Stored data
____
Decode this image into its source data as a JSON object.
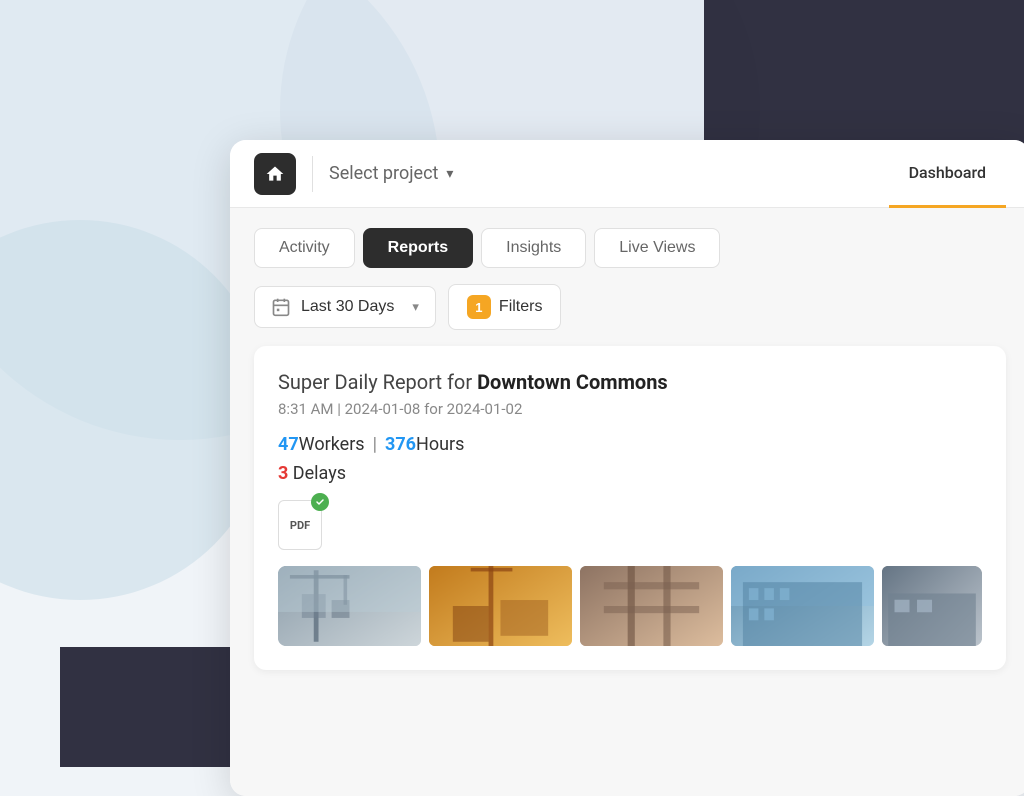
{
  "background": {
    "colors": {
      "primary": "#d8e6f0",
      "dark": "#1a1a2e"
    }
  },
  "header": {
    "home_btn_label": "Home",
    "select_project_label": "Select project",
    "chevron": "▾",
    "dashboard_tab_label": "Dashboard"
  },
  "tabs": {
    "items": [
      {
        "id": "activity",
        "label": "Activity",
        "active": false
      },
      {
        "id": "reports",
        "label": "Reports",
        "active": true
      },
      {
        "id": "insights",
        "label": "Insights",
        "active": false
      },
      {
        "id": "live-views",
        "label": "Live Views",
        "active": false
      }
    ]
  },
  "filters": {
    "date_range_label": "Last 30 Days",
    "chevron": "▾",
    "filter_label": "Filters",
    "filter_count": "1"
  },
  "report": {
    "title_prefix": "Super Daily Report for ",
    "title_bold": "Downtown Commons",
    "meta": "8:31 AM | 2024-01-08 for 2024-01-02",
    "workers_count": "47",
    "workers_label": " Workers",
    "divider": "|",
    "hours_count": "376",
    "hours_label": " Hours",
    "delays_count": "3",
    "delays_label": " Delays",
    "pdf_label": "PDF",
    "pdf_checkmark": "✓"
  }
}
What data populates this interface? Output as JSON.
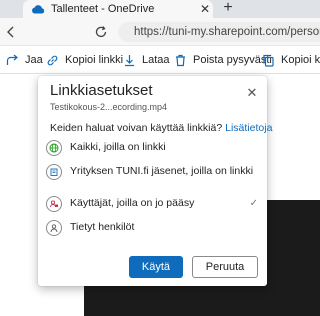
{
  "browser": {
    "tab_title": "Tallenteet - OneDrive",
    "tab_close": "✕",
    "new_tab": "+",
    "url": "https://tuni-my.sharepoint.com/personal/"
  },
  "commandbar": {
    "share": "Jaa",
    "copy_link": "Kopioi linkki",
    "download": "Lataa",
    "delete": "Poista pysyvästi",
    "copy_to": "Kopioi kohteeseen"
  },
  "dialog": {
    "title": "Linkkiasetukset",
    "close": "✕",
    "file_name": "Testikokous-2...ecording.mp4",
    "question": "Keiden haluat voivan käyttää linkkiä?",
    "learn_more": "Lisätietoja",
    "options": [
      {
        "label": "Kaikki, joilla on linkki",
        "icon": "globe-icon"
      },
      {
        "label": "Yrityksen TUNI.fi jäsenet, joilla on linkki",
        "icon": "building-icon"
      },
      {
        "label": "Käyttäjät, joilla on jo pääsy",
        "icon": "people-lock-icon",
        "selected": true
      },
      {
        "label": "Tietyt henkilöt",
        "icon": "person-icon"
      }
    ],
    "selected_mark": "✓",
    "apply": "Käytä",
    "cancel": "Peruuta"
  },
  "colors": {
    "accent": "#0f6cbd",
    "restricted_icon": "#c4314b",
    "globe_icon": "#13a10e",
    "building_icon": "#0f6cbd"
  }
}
____
▶ THE EXERCISE
Leave the pictures out and reproduce all of the records exactly.

▶ RESULT FOR THIS EXERCISE
Decode this image into its source data as a JSON object.
{
  "background": {
    "colors": {
      "primary": "#d8e6f0",
      "dark": "#1a1a2e"
    }
  },
  "header": {
    "home_btn_label": "Home",
    "select_project_label": "Select project",
    "chevron": "▾",
    "dashboard_tab_label": "Dashboard"
  },
  "tabs": {
    "items": [
      {
        "id": "activity",
        "label": "Activity",
        "active": false
      },
      {
        "id": "reports",
        "label": "Reports",
        "active": true
      },
      {
        "id": "insights",
        "label": "Insights",
        "active": false
      },
      {
        "id": "live-views",
        "label": "Live Views",
        "active": false
      }
    ]
  },
  "filters": {
    "date_range_label": "Last 30 Days",
    "chevron": "▾",
    "filter_label": "Filters",
    "filter_count": "1"
  },
  "report": {
    "title_prefix": "Super Daily Report for ",
    "title_bold": "Downtown Commons",
    "meta": "8:31 AM | 2024-01-08 for 2024-01-02",
    "workers_count": "47",
    "workers_label": " Workers",
    "divider": "|",
    "hours_count": "376",
    "hours_label": " Hours",
    "delays_count": "3",
    "delays_label": " Delays",
    "pdf_label": "PDF",
    "pdf_checkmark": "✓"
  }
}
What data populates this interface? Output as JSON.
{
  "browser": {
    "tab_title": "Tallenteet - OneDrive",
    "tab_close": "✕",
    "new_tab": "+",
    "url": "https://tuni-my.sharepoint.com/personal/"
  },
  "commandbar": {
    "share": "Jaa",
    "copy_link": "Kopioi linkki",
    "download": "Lataa",
    "delete": "Poista pysyvästi",
    "copy_to": "Kopioi kohteeseen"
  },
  "dialog": {
    "title": "Linkkiasetukset",
    "close": "✕",
    "file_name": "Testikokous-2...ecording.mp4",
    "question": "Keiden haluat voivan käyttää linkkiä?",
    "learn_more": "Lisätietoja",
    "options": [
      {
        "label": "Kaikki, joilla on linkki",
        "icon": "globe-icon"
      },
      {
        "label": "Yrityksen TUNI.fi jäsenet, joilla on linkki",
        "icon": "building-icon"
      },
      {
        "label": "Käyttäjät, joilla on jo pääsy",
        "icon": "people-lock-icon",
        "selected": true
      },
      {
        "label": "Tietyt henkilöt",
        "icon": "person-icon"
      }
    ],
    "selected_mark": "✓",
    "apply": "Käytä",
    "cancel": "Peruuta"
  },
  "colors": {
    "accent": "#0f6cbd",
    "restricted_icon": "#c4314b",
    "globe_icon": "#13a10e",
    "building_icon": "#0f6cbd"
  }
}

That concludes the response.